[begin Exercise material]

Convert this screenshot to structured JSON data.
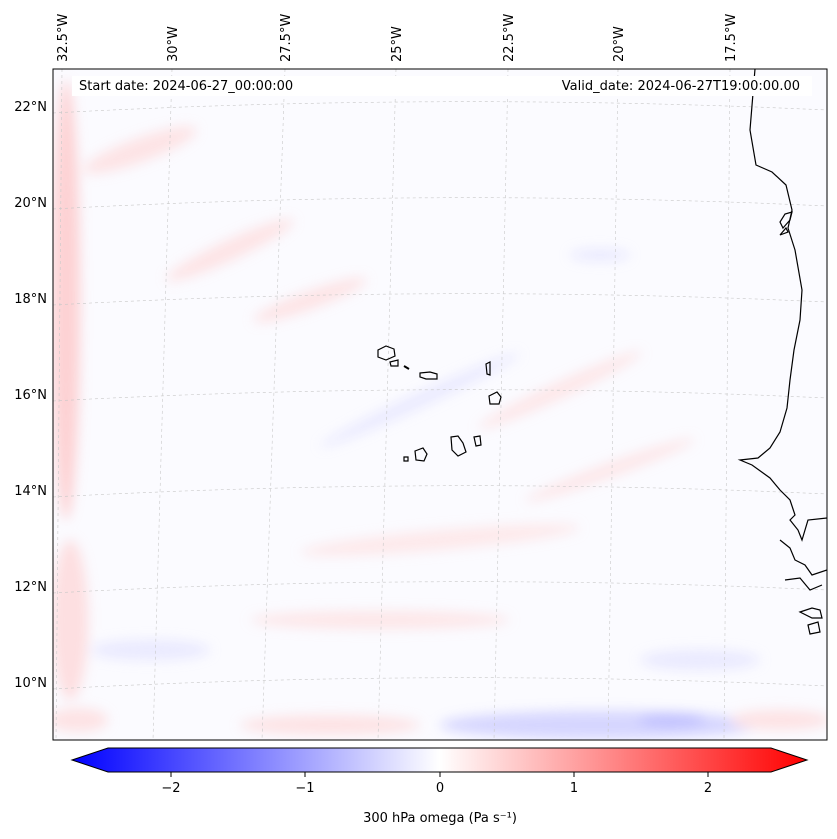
{
  "map": {
    "header": {
      "start_date": "Start date: 2024-06-27_00:00:00",
      "valid_date": "Valid_date: 2024-06-27T19:00:00.00"
    },
    "longitude_labels": [
      "32.5°W",
      "30°W",
      "27.5°W",
      "25°W",
      "22.5°W",
      "20°W",
      "17.5°W"
    ],
    "latitude_labels": [
      "22°N",
      "20°N",
      "18°N",
      "16°N",
      "14°N",
      "12°N",
      "10°N"
    ],
    "field": "300 hPa omega",
    "colors": {
      "negative": "#0000ff",
      "neutral": "#ffffff",
      "positive": "#ff0000",
      "coastline": "#000000"
    }
  },
  "colorbar": {
    "label": "300 hPa omega (Pa s⁻¹)",
    "min": -2.5,
    "max": 2.5,
    "ticks": [
      "−2",
      "−1",
      "0",
      "1",
      "2"
    ]
  }
}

[end Exercise material]

**What needs to be done**:
Copy each line that contains the word "omega".

**Answer for this exercise**:
    "field": "300 hPa omega",
    "label": "300 hPa omega (Pa s⁻¹)",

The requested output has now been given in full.